** BEGIN **
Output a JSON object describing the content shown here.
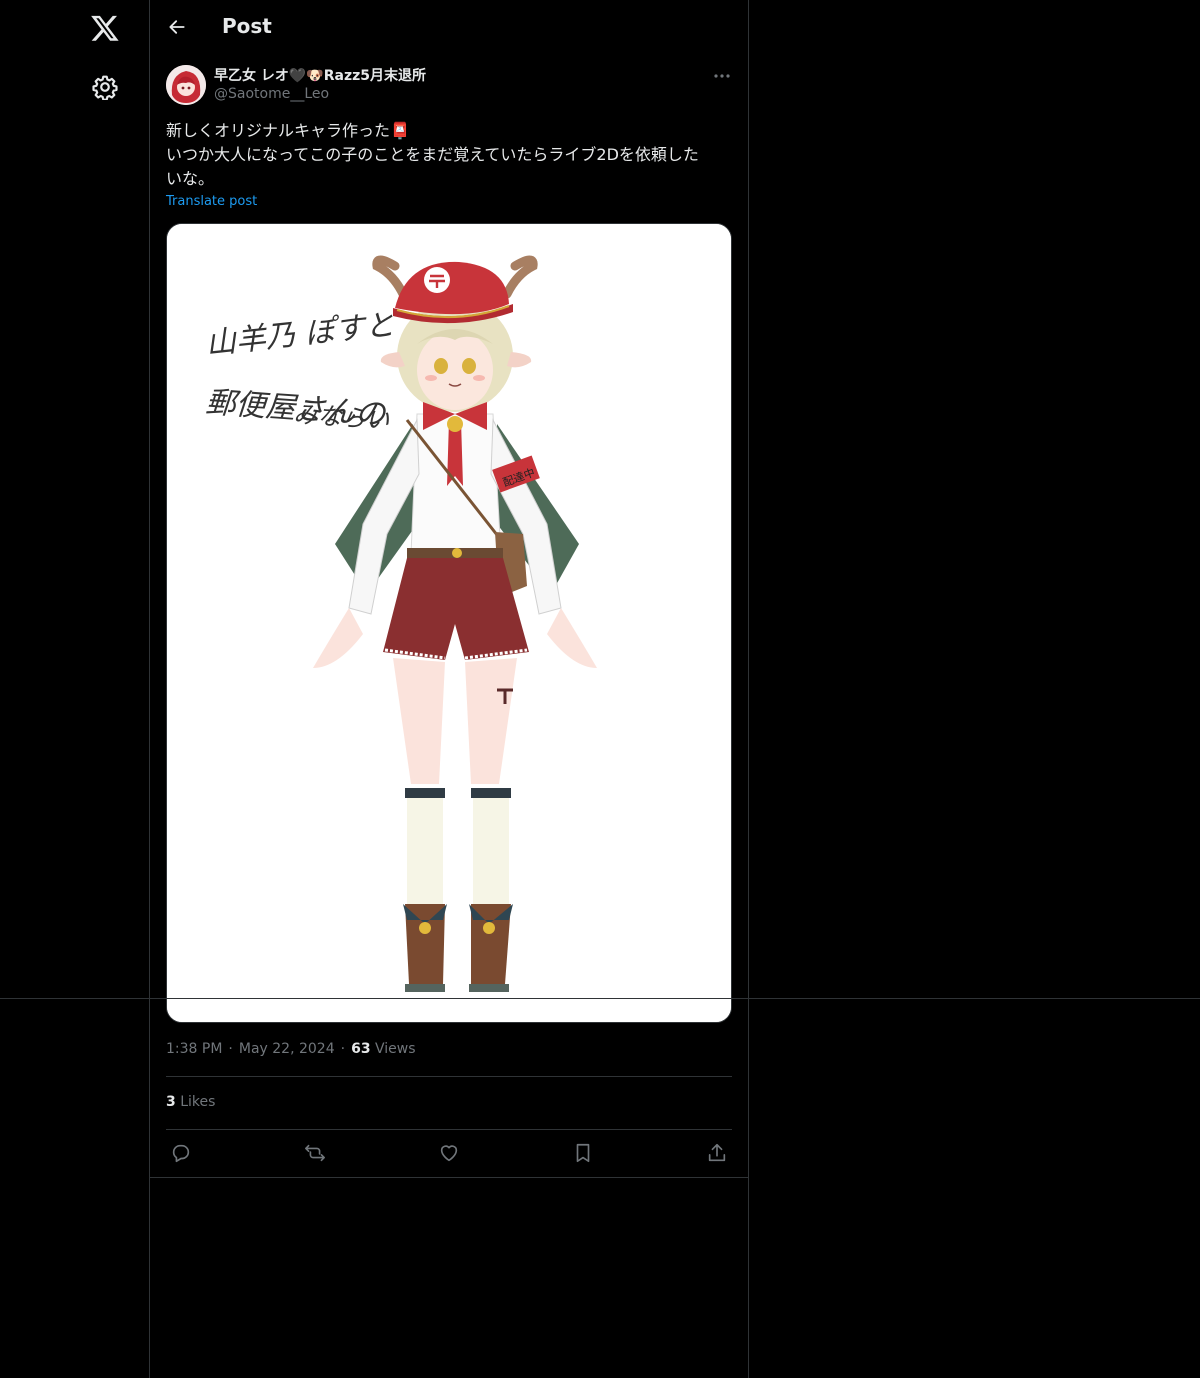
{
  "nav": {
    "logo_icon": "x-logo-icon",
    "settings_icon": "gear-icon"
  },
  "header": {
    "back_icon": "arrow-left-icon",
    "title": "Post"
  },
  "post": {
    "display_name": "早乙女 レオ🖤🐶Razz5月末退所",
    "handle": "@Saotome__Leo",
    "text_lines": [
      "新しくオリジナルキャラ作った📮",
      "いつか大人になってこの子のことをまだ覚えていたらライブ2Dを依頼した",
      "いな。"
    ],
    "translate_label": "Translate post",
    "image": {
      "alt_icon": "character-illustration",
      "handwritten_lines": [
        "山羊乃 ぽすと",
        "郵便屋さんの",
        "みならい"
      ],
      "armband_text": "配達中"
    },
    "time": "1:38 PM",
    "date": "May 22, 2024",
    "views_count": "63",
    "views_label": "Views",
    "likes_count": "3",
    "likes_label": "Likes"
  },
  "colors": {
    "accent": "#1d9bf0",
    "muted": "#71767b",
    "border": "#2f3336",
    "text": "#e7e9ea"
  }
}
** END **
__TASK DESCRIPTION__:
Quote the records in full and exactly; skip any image.

__TASK SOLUTION__:
Output a JSON object describing the content shown here.
{
  "nav": {
    "logo_icon": "x-logo-icon",
    "settings_icon": "gear-icon"
  },
  "header": {
    "back_icon": "arrow-left-icon",
    "title": "Post"
  },
  "post": {
    "display_name": "早乙女 レオ🖤🐶Razz5月末退所",
    "handle": "@Saotome__Leo",
    "text_lines": [
      "新しくオリジナルキャラ作った📮",
      "いつか大人になってこの子のことをまだ覚えていたらライブ2Dを依頼した",
      "いな。"
    ],
    "translate_label": "Translate post",
    "image": {
      "alt_icon": "character-illustration",
      "handwritten_lines": [
        "山羊乃 ぽすと",
        "郵便屋さんの",
        "みならい"
      ],
      "armband_text": "配達中"
    },
    "time": "1:38 PM",
    "date": "May 22, 2024",
    "views_count": "63",
    "views_label": "Views",
    "likes_count": "3",
    "likes_label": "Likes"
  },
  "colors": {
    "accent": "#1d9bf0",
    "muted": "#71767b",
    "border": "#2f3336",
    "text": "#e7e9ea"
  }
}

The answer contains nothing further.